[Dataset listings of figures]
+---+

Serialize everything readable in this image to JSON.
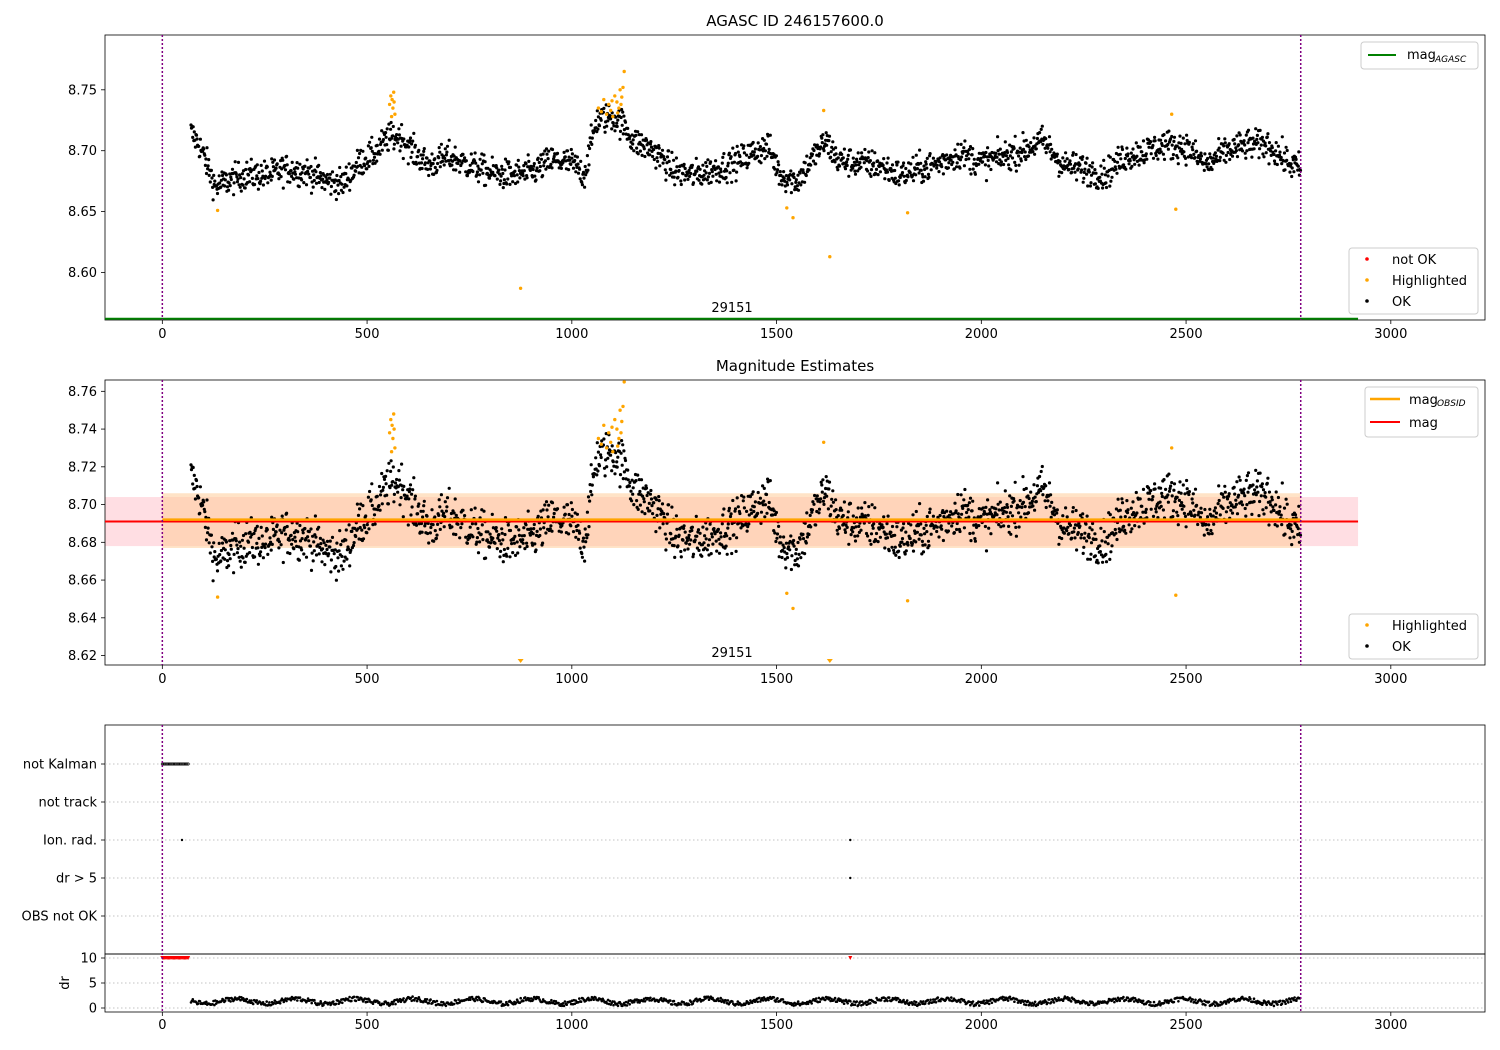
{
  "colors": {
    "ok": "#000000",
    "highlighted": "#ffa500",
    "not_ok": "#ff0000",
    "agasc_line": "#008000",
    "obsid_line": "#ffa500",
    "mag_line": "#ff0000",
    "vline": "#800080",
    "band_mag": "#ffb6c1",
    "band_obsid": "#ffcc99"
  },
  "chart_data": [
    {
      "type": "scatter",
      "title": "AGASC ID 246157600.0",
      "xlim": [
        -140,
        3230
      ],
      "ylim": [
        8.561,
        8.795
      ],
      "xticks": [
        0,
        500,
        1000,
        1500,
        2000,
        2500,
        3000
      ],
      "yticks": [
        8.6,
        8.65,
        8.7,
        8.75
      ],
      "ytick_labels": [
        "8.60",
        "8.65",
        "8.70",
        "8.75"
      ],
      "grid": false,
      "obsid_boundaries": [
        0,
        2780
      ],
      "obsid_label": {
        "text": "29151",
        "x": 1390
      },
      "lines": [
        {
          "name": "mag_AGASC",
          "y": 8.562,
          "x_range": [
            -140,
            2920
          ]
        }
      ],
      "legend_top": [
        {
          "label": "mag",
          "sub": "AGASC",
          "style": "line",
          "color": "agasc_line"
        }
      ],
      "legend_bottom": [
        {
          "label": "not OK",
          "style": "dot",
          "color": "not_ok"
        },
        {
          "label": "Highlighted",
          "style": "dot",
          "color": "highlighted"
        },
        {
          "label": "OK",
          "style": "dot",
          "color": "ok"
        }
      ],
      "segments": [
        [
          70,
          8.715
        ],
        [
          90,
          8.705
        ],
        [
          110,
          8.688
        ],
        [
          130,
          8.67
        ],
        [
          160,
          8.675
        ],
        [
          200,
          8.68
        ],
        [
          260,
          8.68
        ],
        [
          300,
          8.685
        ],
        [
          350,
          8.683
        ],
        [
          400,
          8.675
        ],
        [
          440,
          8.673
        ],
        [
          480,
          8.69
        ],
        [
          520,
          8.698
        ],
        [
          550,
          8.71
        ],
        [
          580,
          8.712
        ],
        [
          610,
          8.7
        ],
        [
          650,
          8.688
        ],
        [
          700,
          8.695
        ],
        [
          750,
          8.688
        ],
        [
          800,
          8.682
        ],
        [
          850,
          8.68
        ],
        [
          900,
          8.682
        ],
        [
          950,
          8.692
        ],
        [
          1000,
          8.69
        ],
        [
          1030,
          8.68
        ],
        [
          1060,
          8.725
        ],
        [
          1100,
          8.728
        ],
        [
          1130,
          8.72
        ],
        [
          1150,
          8.708
        ],
        [
          1200,
          8.7
        ],
        [
          1250,
          8.683
        ],
        [
          1300,
          8.68
        ],
        [
          1350,
          8.685
        ],
        [
          1400,
          8.69
        ],
        [
          1450,
          8.7
        ],
        [
          1480,
          8.703
        ],
        [
          1510,
          8.68
        ],
        [
          1550,
          8.675
        ],
        [
          1580,
          8.69
        ],
        [
          1620,
          8.708
        ],
        [
          1650,
          8.692
        ],
        [
          1700,
          8.69
        ],
        [
          1750,
          8.688
        ],
        [
          1800,
          8.68
        ],
        [
          1850,
          8.685
        ],
        [
          1900,
          8.69
        ],
        [
          1950,
          8.698
        ],
        [
          2000,
          8.69
        ],
        [
          2050,
          8.695
        ],
        [
          2100,
          8.7
        ],
        [
          2150,
          8.708
        ],
        [
          2200,
          8.688
        ],
        [
          2250,
          8.685
        ],
        [
          2300,
          8.68
        ],
        [
          2350,
          8.695
        ],
        [
          2400,
          8.7
        ],
        [
          2450,
          8.705
        ],
        [
          2500,
          8.703
        ],
        [
          2550,
          8.688
        ],
        [
          2600,
          8.7
        ],
        [
          2650,
          8.705
        ],
        [
          2700,
          8.705
        ],
        [
          2750,
          8.69
        ],
        [
          2780,
          8.685
        ]
      ],
      "scatter_noise": 0.008,
      "series": [
        {
          "name": "Highlighted",
          "color": "highlighted",
          "points": [
            [
              555,
              8.738
            ],
            [
              558,
              8.745
            ],
            [
              561,
              8.742
            ],
            [
              563,
              8.735
            ],
            [
              566,
              8.74
            ],
            [
              568,
              8.73
            ],
            [
              560,
              8.728
            ],
            [
              565,
              8.748
            ],
            [
              1065,
              8.735
            ],
            [
              1072,
              8.732
            ],
            [
              1078,
              8.742
            ],
            [
              1085,
              8.73
            ],
            [
              1090,
              8.738
            ],
            [
              1095,
              8.733
            ],
            [
              1100,
              8.728
            ],
            [
              1105,
              8.745
            ],
            [
              1110,
              8.74
            ],
            [
              1115,
              8.735
            ],
            [
              1118,
              8.75
            ],
            [
              1122,
              8.744
            ],
            [
              1125,
              8.752
            ],
            [
              1128,
              8.765
            ],
            [
              1120,
              8.738
            ],
            [
              1112,
              8.731
            ],
            [
              1098,
              8.741
            ],
            [
              135,
              8.651
            ],
            [
              875,
              8.587
            ],
            [
              1525,
              8.653
            ],
            [
              1540,
              8.645
            ],
            [
              1615,
              8.733
            ],
            [
              1630,
              8.613
            ],
            [
              1820,
              8.649
            ],
            [
              2465,
              8.73
            ],
            [
              2475,
              8.652
            ]
          ]
        },
        {
          "name": "not OK",
          "color": "not_ok",
          "points": []
        }
      ]
    },
    {
      "type": "scatter",
      "title": "Magnitude Estimates",
      "xlim": [
        -140,
        3230
      ],
      "ylim": [
        8.615,
        8.766
      ],
      "xticks": [
        0,
        500,
        1000,
        1500,
        2000,
        2500,
        3000
      ],
      "yticks": [
        8.62,
        8.64,
        8.66,
        8.68,
        8.7,
        8.72,
        8.74,
        8.76
      ],
      "ytick_labels": [
        "8.62",
        "8.64",
        "8.66",
        "8.68",
        "8.70",
        "8.72",
        "8.74",
        "8.76"
      ],
      "grid": false,
      "obsid_boundaries": [
        0,
        2780
      ],
      "obsid_label": {
        "text": "29151",
        "x": 1390
      },
      "mag": {
        "value": 8.691,
        "band": [
          8.678,
          8.704
        ],
        "x_range": [
          -140,
          2920
        ]
      },
      "mag_obsid": {
        "value": 8.692,
        "band": [
          8.677,
          8.706
        ],
        "x_range": [
          0,
          2780
        ]
      },
      "legend_top": [
        {
          "label": "mag",
          "sub": "OBSID",
          "style": "line",
          "color": "obsid_line"
        },
        {
          "label": "mag",
          "sub": "",
          "style": "line",
          "color": "mag_line"
        }
      ],
      "legend_bottom": [
        {
          "label": "Highlighted",
          "style": "dot",
          "color": "highlighted"
        },
        {
          "label": "OK",
          "style": "dot",
          "color": "ok"
        }
      ],
      "out_of_range_markers": [
        875,
        1630
      ],
      "series_ref": "same as panel 1"
    },
    {
      "type": "scatter",
      "title": "",
      "xlim": [
        -140,
        3230
      ],
      "xticks": [
        0,
        500,
        1000,
        1500,
        2000,
        2500,
        3000
      ],
      "obsid_boundaries": [
        0,
        2780
      ],
      "flag_rows": [
        "not Kalman",
        "not track",
        "Ion. rad.",
        "dr > 5",
        "OBS not OK"
      ],
      "flag_points": {
        "not Kalman": [
          0,
          65
        ],
        "Ion. rad.": [
          48,
          1680
        ],
        "dr > 5": [
          1680
        ]
      },
      "dr": {
        "ylabel": "dr",
        "yticks": [
          0,
          5,
          10
        ],
        "ylim": [
          -0.8,
          10.8
        ],
        "clipped_range": [
          0,
          65
        ],
        "clipped_extra": [
          1680
        ],
        "values_range": [
          0,
          2.5
        ]
      }
    }
  ]
}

+---+

Goal. Every entry above needs to be retyped exactly; drop the pictures.

Exercise response.
Serialize everything readable in this image to JSON.
{
  "colors": {
    "ok": "#000000",
    "highlighted": "#ffa500",
    "not_ok": "#ff0000",
    "agasc_line": "#008000",
    "obsid_line": "#ffa500",
    "mag_line": "#ff0000",
    "vline": "#800080",
    "band_mag": "#ffb6c1",
    "band_obsid": "#ffcc99"
  },
  "chart_data": [
    {
      "type": "scatter",
      "title": "AGASC ID 246157600.0",
      "xlim": [
        -140,
        3230
      ],
      "ylim": [
        8.561,
        8.795
      ],
      "xticks": [
        0,
        500,
        1000,
        1500,
        2000,
        2500,
        3000
      ],
      "yticks": [
        8.6,
        8.65,
        8.7,
        8.75
      ],
      "ytick_labels": [
        "8.60",
        "8.65",
        "8.70",
        "8.75"
      ],
      "grid": false,
      "obsid_boundaries": [
        0,
        2780
      ],
      "obsid_label": {
        "text": "29151",
        "x": 1390
      },
      "lines": [
        {
          "name": "mag_AGASC",
          "y": 8.562,
          "x_range": [
            -140,
            2920
          ]
        }
      ],
      "legend_top": [
        {
          "label": "mag",
          "sub": "AGASC",
          "style": "line",
          "color": "agasc_line"
        }
      ],
      "legend_bottom": [
        {
          "label": "not OK",
          "style": "dot",
          "color": "not_ok"
        },
        {
          "label": "Highlighted",
          "style": "dot",
          "color": "highlighted"
        },
        {
          "label": "OK",
          "style": "dot",
          "color": "ok"
        }
      ],
      "segments": [
        [
          70,
          8.715
        ],
        [
          90,
          8.705
        ],
        [
          110,
          8.688
        ],
        [
          130,
          8.67
        ],
        [
          160,
          8.675
        ],
        [
          200,
          8.68
        ],
        [
          260,
          8.68
        ],
        [
          300,
          8.685
        ],
        [
          350,
          8.683
        ],
        [
          400,
          8.675
        ],
        [
          440,
          8.673
        ],
        [
          480,
          8.69
        ],
        [
          520,
          8.698
        ],
        [
          550,
          8.71
        ],
        [
          580,
          8.712
        ],
        [
          610,
          8.7
        ],
        [
          650,
          8.688
        ],
        [
          700,
          8.695
        ],
        [
          750,
          8.688
        ],
        [
          800,
          8.682
        ],
        [
          850,
          8.68
        ],
        [
          900,
          8.682
        ],
        [
          950,
          8.692
        ],
        [
          1000,
          8.69
        ],
        [
          1030,
          8.68
        ],
        [
          1060,
          8.725
        ],
        [
          1100,
          8.728
        ],
        [
          1130,
          8.72
        ],
        [
          1150,
          8.708
        ],
        [
          1200,
          8.7
        ],
        [
          1250,
          8.683
        ],
        [
          1300,
          8.68
        ],
        [
          1350,
          8.685
        ],
        [
          1400,
          8.69
        ],
        [
          1450,
          8.7
        ],
        [
          1480,
          8.703
        ],
        [
          1510,
          8.68
        ],
        [
          1550,
          8.675
        ],
        [
          1580,
          8.69
        ],
        [
          1620,
          8.708
        ],
        [
          1650,
          8.692
        ],
        [
          1700,
          8.69
        ],
        [
          1750,
          8.688
        ],
        [
          1800,
          8.68
        ],
        [
          1850,
          8.685
        ],
        [
          1900,
          8.69
        ],
        [
          1950,
          8.698
        ],
        [
          2000,
          8.69
        ],
        [
          2050,
          8.695
        ],
        [
          2100,
          8.7
        ],
        [
          2150,
          8.708
        ],
        [
          2200,
          8.688
        ],
        [
          2250,
          8.685
        ],
        [
          2300,
          8.68
        ],
        [
          2350,
          8.695
        ],
        [
          2400,
          8.7
        ],
        [
          2450,
          8.705
        ],
        [
          2500,
          8.703
        ],
        [
          2550,
          8.688
        ],
        [
          2600,
          8.7
        ],
        [
          2650,
          8.705
        ],
        [
          2700,
          8.705
        ],
        [
          2750,
          8.69
        ],
        [
          2780,
          8.685
        ]
      ],
      "scatter_noise": 0.008,
      "series": [
        {
          "name": "Highlighted",
          "color": "highlighted",
          "points": [
            [
              555,
              8.738
            ],
            [
              558,
              8.745
            ],
            [
              561,
              8.742
            ],
            [
              563,
              8.735
            ],
            [
              566,
              8.74
            ],
            [
              568,
              8.73
            ],
            [
              560,
              8.728
            ],
            [
              565,
              8.748
            ],
            [
              1065,
              8.735
            ],
            [
              1072,
              8.732
            ],
            [
              1078,
              8.742
            ],
            [
              1085,
              8.73
            ],
            [
              1090,
              8.738
            ],
            [
              1095,
              8.733
            ],
            [
              1100,
              8.728
            ],
            [
              1105,
              8.745
            ],
            [
              1110,
              8.74
            ],
            [
              1115,
              8.735
            ],
            [
              1118,
              8.75
            ],
            [
              1122,
              8.744
            ],
            [
              1125,
              8.752
            ],
            [
              1128,
              8.765
            ],
            [
              1120,
              8.738
            ],
            [
              1112,
              8.731
            ],
            [
              1098,
              8.741
            ],
            [
              135,
              8.651
            ],
            [
              875,
              8.587
            ],
            [
              1525,
              8.653
            ],
            [
              1540,
              8.645
            ],
            [
              1615,
              8.733
            ],
            [
              1630,
              8.613
            ],
            [
              1820,
              8.649
            ],
            [
              2465,
              8.73
            ],
            [
              2475,
              8.652
            ]
          ]
        },
        {
          "name": "not OK",
          "color": "not_ok",
          "points": []
        }
      ]
    },
    {
      "type": "scatter",
      "title": "Magnitude Estimates",
      "xlim": [
        -140,
        3230
      ],
      "ylim": [
        8.615,
        8.766
      ],
      "xticks": [
        0,
        500,
        1000,
        1500,
        2000,
        2500,
        3000
      ],
      "yticks": [
        8.62,
        8.64,
        8.66,
        8.68,
        8.7,
        8.72,
        8.74,
        8.76
      ],
      "ytick_labels": [
        "8.62",
        "8.64",
        "8.66",
        "8.68",
        "8.70",
        "8.72",
        "8.74",
        "8.76"
      ],
      "grid": false,
      "obsid_boundaries": [
        0,
        2780
      ],
      "obsid_label": {
        "text": "29151",
        "x": 1390
      },
      "mag": {
        "value": 8.691,
        "band": [
          8.678,
          8.704
        ],
        "x_range": [
          -140,
          2920
        ]
      },
      "mag_obsid": {
        "value": 8.692,
        "band": [
          8.677,
          8.706
        ],
        "x_range": [
          0,
          2780
        ]
      },
      "legend_top": [
        {
          "label": "mag",
          "sub": "OBSID",
          "style": "line",
          "color": "obsid_line"
        },
        {
          "label": "mag",
          "sub": "",
          "style": "line",
          "color": "mag_line"
        }
      ],
      "legend_bottom": [
        {
          "label": "Highlighted",
          "style": "dot",
          "color": "highlighted"
        },
        {
          "label": "OK",
          "style": "dot",
          "color": "ok"
        }
      ],
      "out_of_range_markers": [
        875,
        1630
      ],
      "series_ref": "same as panel 1"
    },
    {
      "type": "scatter",
      "title": "",
      "xlim": [
        -140,
        3230
      ],
      "xticks": [
        0,
        500,
        1000,
        1500,
        2000,
        2500,
        3000
      ],
      "obsid_boundaries": [
        0,
        2780
      ],
      "flag_rows": [
        "not Kalman",
        "not track",
        "Ion. rad.",
        "dr > 5",
        "OBS not OK"
      ],
      "flag_points": {
        "not Kalman": [
          0,
          65
        ],
        "Ion. rad.": [
          48,
          1680
        ],
        "dr > 5": [
          1680
        ]
      },
      "dr": {
        "ylabel": "dr",
        "yticks": [
          0,
          5,
          10
        ],
        "ylim": [
          -0.8,
          10.8
        ],
        "clipped_range": [
          0,
          65
        ],
        "clipped_extra": [
          1680
        ],
        "values_range": [
          0,
          2.5
        ]
      }
    }
  ]
}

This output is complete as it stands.